## Task requirements
Pull out every line below containing the word "verified".

[Stored data]
+ + + + +
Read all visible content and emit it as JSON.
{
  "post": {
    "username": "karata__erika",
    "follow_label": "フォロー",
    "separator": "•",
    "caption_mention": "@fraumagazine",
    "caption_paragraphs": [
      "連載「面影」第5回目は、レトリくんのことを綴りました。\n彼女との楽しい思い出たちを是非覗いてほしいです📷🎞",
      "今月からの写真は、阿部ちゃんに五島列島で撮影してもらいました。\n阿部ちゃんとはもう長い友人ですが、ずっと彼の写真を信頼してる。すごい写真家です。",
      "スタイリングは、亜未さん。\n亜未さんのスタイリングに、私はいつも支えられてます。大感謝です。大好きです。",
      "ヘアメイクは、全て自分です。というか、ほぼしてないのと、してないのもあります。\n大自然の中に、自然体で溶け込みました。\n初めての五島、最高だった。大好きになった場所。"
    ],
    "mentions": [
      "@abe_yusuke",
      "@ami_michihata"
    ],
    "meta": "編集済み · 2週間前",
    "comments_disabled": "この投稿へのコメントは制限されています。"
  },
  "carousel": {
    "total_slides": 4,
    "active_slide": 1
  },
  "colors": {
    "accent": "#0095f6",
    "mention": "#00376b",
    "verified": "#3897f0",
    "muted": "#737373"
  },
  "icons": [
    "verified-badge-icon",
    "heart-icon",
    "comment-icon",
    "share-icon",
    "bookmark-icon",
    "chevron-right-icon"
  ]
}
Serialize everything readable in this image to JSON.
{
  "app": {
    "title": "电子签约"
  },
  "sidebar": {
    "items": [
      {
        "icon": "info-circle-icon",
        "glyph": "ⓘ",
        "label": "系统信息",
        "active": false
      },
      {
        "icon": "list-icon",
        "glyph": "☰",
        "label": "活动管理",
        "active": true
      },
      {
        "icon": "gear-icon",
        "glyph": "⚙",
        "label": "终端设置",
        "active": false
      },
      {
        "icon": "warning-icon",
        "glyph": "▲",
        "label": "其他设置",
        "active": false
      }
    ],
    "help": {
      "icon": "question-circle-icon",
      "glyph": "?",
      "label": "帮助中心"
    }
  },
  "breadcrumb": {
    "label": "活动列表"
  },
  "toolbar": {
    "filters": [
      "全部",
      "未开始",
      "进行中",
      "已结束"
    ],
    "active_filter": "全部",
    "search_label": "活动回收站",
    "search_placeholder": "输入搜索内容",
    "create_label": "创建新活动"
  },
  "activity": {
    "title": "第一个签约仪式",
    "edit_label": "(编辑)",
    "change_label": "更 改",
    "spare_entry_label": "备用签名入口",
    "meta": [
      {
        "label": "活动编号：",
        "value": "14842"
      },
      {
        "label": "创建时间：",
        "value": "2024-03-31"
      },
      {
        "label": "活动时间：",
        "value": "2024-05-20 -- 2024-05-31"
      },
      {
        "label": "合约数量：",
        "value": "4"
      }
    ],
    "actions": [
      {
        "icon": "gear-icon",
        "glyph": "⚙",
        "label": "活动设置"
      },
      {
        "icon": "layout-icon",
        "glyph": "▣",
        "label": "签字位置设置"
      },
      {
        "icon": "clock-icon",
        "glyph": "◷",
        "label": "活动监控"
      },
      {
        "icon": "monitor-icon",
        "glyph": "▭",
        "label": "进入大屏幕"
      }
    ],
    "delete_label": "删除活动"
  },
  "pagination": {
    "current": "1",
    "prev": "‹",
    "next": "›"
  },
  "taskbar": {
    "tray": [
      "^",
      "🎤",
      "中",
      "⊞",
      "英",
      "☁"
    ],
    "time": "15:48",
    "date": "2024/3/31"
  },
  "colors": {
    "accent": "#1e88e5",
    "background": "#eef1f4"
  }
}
+ + + + +
## Completed task
    "verified": "#3897f0",
    "verified-badge-icon",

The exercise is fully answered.